Nurturing Wholeness | Five Wellness Habits This Year

The end of October is a strange month to discuss habits, I know. Yet what I hope to encourage is that shifting a lifestyle pattern can happen at any point in the year, with the simplest goal, the smallest choice. It doesn’t need to happen all at once either, beginning every change at the same time, bombarding your new year with new rhythms and routines. But when the impulse or longing for change hits, it’s best not to wait but to simply begin right then, regardless of your original agenda. Here are five wellness habits I established this year for my body, mind, and spirit, all beginning at different points, in different months, based simply by a need I noticed in my lifestyle. Some of them are merely tweaking something I had already been doing, some of it is based on consistency, some was beginning something new altogether.

Screen-free Days | Although our family began this practice before this year, my attitude changed at the onset of 2018. Instead of screen-free days feeling like a discipline and restraint, it became a day I looked forward to, a liberating, unapologetic practice of self-care for myself and our home. My phone can be the slipperiest part on my end, for sure, so I often turn it off and set it aside for the day. Yes, I miss texts. Yes, I miss important updates and news. Yes, I miss phone calls from friends or family members. But only for that day. The personal and social updates are always waiting for me when I return the following day, and I find myself more grounded in the midst of the noise and information. Plus, as a family, we enjoy one full day each week with quiet, with the simplicity of only the relationships and activities we’re enjoying right that minute. It’s somewhat like stepping out of a crowded bar or restaurant into the quiet night. In one environment you can hear; in the other, you can listen. The contrast is inviting. Helpful resources: Garden City (more about work and rest than screens, but so good!), Screen-Free Fun (for ideas with kids), The Big Disconnect, The Tech-Wise Family, Simplicity Parenting, and so many more.

**SUPPLIED MATERIAL**

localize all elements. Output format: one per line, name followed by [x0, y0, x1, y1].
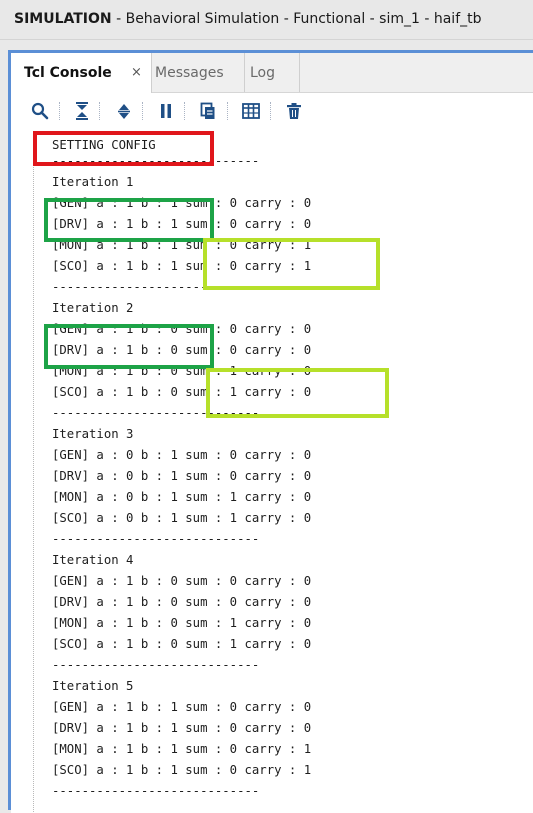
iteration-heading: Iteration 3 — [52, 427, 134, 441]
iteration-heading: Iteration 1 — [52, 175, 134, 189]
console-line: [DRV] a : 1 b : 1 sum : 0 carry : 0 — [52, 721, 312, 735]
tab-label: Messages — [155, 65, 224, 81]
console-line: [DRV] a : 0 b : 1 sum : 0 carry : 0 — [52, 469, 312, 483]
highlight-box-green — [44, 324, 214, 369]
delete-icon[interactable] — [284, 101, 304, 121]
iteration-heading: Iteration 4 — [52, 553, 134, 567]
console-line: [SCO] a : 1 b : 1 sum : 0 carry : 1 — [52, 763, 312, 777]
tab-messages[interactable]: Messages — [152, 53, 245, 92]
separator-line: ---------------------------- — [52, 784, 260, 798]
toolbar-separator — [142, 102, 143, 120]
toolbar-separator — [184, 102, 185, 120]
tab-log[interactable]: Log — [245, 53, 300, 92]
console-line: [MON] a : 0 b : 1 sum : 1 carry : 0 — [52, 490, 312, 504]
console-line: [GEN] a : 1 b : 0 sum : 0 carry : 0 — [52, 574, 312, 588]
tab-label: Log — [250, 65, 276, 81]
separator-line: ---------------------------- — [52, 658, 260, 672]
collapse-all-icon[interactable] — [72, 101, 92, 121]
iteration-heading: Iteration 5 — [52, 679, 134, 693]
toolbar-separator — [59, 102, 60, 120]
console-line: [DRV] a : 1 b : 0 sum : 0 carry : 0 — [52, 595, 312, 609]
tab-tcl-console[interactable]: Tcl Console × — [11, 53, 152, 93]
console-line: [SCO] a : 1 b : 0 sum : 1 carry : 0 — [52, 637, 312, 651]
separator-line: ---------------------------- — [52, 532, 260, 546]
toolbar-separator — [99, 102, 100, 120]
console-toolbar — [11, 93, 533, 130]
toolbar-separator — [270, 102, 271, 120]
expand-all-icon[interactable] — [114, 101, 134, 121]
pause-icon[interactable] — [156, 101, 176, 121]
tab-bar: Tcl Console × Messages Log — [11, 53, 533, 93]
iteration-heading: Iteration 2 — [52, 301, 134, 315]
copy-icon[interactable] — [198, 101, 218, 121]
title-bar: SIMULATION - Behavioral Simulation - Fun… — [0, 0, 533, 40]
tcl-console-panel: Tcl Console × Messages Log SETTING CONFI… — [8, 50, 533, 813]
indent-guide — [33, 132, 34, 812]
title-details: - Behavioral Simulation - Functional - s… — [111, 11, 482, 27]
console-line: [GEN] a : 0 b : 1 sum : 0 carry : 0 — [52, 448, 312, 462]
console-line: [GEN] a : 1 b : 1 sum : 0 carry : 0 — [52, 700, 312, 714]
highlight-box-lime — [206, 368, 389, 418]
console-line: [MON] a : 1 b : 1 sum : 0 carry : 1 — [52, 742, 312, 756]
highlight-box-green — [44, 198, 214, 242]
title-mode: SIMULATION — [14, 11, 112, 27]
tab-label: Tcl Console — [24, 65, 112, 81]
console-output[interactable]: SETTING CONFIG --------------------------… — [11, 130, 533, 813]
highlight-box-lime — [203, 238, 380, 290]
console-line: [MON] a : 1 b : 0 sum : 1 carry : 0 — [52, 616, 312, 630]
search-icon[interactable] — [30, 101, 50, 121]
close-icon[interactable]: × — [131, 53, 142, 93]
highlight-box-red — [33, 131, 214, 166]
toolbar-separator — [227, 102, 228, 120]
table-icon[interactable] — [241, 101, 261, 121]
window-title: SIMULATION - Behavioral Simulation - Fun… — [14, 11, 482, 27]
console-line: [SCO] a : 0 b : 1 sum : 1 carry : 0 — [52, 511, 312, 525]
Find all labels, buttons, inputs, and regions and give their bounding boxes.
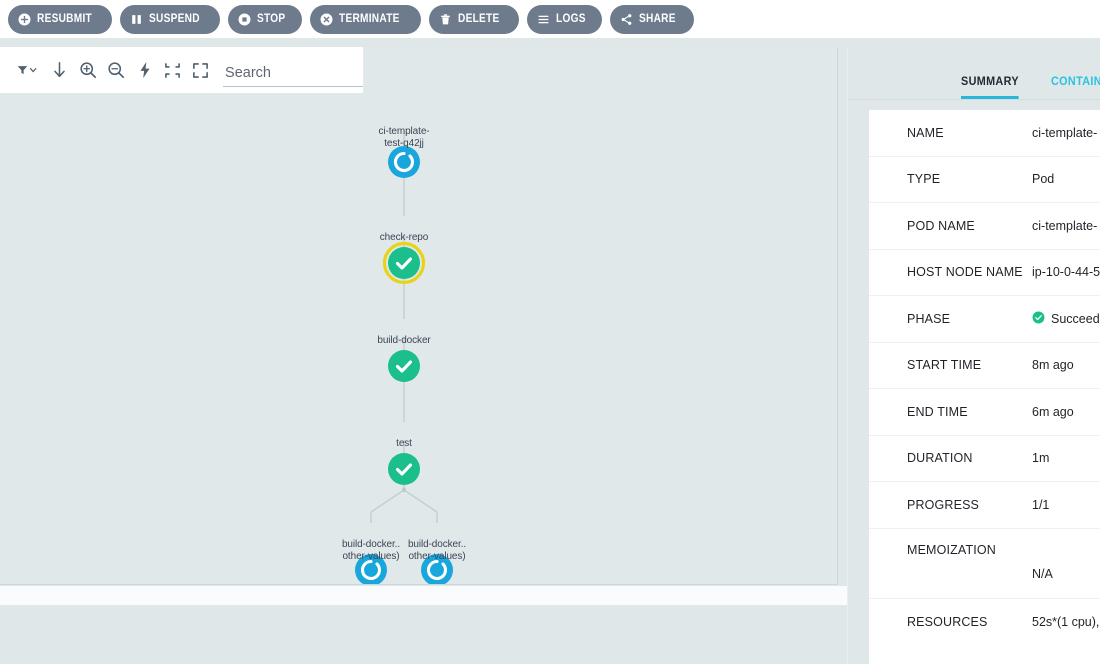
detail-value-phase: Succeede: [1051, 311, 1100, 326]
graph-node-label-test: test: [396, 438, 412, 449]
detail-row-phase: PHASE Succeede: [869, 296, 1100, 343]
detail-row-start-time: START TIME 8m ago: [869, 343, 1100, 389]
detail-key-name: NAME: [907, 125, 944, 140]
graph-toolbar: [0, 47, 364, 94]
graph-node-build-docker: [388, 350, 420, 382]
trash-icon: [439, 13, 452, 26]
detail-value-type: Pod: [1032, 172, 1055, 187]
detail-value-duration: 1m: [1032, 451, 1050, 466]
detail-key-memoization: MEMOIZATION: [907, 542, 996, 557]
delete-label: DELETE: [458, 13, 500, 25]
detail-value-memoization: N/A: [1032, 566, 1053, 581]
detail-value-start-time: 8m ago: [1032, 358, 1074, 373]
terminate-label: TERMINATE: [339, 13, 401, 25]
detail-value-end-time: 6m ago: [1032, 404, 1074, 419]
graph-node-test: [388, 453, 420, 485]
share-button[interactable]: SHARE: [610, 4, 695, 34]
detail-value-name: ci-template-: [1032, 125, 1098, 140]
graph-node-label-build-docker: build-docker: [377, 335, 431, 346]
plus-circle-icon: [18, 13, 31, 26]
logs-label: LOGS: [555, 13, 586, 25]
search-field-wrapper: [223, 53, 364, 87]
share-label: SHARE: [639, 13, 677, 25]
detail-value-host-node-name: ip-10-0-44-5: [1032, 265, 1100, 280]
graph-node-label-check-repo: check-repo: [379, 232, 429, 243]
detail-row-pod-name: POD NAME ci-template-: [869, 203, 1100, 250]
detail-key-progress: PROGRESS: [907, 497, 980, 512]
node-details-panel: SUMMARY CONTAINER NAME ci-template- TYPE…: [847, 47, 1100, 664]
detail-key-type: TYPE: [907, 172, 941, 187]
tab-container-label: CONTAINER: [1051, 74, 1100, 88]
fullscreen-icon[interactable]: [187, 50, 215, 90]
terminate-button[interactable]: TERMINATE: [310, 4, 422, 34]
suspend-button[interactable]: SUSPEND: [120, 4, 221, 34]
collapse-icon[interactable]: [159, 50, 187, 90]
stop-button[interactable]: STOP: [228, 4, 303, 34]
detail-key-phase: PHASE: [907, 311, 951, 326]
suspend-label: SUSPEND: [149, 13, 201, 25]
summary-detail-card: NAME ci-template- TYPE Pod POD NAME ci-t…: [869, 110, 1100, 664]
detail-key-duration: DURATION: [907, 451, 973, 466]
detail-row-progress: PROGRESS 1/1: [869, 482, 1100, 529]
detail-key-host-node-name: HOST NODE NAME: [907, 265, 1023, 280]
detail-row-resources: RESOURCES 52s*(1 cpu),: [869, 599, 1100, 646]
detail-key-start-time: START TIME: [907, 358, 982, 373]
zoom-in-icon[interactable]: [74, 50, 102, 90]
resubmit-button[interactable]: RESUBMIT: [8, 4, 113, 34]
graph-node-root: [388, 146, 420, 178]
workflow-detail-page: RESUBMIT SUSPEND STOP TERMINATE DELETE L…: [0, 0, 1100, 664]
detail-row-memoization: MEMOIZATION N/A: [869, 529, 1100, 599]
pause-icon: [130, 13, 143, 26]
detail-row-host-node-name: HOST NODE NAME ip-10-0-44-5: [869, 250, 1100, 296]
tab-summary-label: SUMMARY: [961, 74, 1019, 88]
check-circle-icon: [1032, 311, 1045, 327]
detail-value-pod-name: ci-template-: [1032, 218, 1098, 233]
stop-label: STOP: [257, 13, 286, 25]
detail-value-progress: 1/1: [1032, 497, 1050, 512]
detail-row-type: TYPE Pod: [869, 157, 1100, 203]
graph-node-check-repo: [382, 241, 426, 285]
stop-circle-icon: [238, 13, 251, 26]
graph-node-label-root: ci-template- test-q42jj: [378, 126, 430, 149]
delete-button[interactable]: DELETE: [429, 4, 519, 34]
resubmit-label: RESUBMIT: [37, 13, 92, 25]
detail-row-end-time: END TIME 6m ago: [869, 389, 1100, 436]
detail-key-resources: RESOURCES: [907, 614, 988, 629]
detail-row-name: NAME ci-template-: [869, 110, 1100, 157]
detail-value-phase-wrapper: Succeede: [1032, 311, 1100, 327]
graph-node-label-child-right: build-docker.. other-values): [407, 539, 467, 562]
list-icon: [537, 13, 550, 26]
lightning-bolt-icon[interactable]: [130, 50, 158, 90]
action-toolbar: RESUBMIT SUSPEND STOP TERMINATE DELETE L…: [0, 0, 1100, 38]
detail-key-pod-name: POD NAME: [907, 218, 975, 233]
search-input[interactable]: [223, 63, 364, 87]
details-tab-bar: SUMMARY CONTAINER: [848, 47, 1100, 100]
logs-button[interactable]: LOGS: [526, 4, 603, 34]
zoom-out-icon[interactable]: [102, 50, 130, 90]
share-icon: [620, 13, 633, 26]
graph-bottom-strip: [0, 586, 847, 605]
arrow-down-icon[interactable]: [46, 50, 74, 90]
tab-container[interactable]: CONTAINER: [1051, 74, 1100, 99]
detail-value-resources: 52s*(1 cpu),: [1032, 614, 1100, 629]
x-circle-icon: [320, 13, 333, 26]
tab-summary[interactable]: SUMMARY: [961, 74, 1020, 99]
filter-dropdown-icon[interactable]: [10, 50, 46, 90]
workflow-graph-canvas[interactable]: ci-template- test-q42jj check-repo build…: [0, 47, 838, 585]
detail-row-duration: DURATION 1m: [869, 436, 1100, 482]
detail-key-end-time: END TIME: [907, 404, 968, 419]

**WRITTEN EXERCISE**
Condense the paragraph beginning "Screen-free Days" in the wellness habits article above into a short bulleted list of its main points.

**EXERCISE RESPONSE**
- The family kept screen-free days before this year. At the start of 2018 the writer's attitude changed, and the day became a welcome, liberating act of self-care instead of a discipline.
- The phone is the hardest part, so the writer often turns it off and sets it aside for the day.
- Texts, news, and calls are missed for that day only. They wait until the next day, and the writer feels more grounded.
- The family enjoys one full quiet day each week, focused on the relationships and activities at hand. It is like stepping from a crowded bar into the quiet night: in one you can hear, in the other you can listen.
- Resources listed: Garden City, Screen-Free Fun, The Big Disconnect, The Tech-Wise Family, and Simplicity Parenting.